>>>
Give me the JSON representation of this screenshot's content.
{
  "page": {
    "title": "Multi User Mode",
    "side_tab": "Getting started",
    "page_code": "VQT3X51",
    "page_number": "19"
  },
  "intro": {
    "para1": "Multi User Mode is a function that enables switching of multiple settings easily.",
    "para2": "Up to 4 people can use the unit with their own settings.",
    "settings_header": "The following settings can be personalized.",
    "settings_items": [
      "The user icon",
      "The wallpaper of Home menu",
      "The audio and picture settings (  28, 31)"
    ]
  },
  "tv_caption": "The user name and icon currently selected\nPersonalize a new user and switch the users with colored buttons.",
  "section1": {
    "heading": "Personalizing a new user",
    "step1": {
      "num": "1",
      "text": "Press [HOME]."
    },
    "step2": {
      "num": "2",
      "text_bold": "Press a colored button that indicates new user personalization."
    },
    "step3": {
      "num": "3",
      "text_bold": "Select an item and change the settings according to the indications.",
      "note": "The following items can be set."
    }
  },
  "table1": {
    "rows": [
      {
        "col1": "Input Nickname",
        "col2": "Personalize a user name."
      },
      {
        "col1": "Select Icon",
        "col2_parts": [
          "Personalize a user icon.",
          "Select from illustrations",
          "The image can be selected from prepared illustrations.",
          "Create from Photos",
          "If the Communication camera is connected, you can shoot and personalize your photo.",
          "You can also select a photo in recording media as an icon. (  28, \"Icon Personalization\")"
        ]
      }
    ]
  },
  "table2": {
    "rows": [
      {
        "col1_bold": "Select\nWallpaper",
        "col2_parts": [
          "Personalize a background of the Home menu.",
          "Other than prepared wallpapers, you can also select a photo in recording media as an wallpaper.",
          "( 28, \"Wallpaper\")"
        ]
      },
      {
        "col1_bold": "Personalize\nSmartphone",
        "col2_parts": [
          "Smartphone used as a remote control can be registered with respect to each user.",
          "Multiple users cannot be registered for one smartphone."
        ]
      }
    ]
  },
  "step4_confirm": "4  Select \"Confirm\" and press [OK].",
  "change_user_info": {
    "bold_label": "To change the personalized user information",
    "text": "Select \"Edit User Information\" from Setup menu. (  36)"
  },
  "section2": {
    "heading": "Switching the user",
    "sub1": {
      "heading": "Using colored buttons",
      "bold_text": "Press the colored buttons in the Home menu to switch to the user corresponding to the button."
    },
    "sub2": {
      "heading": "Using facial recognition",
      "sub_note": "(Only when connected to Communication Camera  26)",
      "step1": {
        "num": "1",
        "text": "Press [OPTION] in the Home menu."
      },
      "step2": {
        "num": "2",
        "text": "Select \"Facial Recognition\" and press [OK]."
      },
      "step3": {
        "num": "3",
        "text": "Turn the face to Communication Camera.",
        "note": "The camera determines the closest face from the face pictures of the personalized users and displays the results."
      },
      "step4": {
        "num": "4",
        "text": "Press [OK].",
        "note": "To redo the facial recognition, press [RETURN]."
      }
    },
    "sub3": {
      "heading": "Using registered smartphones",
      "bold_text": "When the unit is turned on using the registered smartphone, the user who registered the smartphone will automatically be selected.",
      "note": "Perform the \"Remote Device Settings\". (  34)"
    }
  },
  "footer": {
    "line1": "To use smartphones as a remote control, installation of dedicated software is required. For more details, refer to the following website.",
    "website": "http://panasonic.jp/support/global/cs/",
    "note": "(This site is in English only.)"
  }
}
<<<
List every line above that contains the word "recording".

§ **ANSWER**:
          "You can also select a photo in recording media as an icon. (  28, \"Icon Personalization\")"
          "Other than prepared wallpapers, you can also select a photo in recording media as an wallpaper.",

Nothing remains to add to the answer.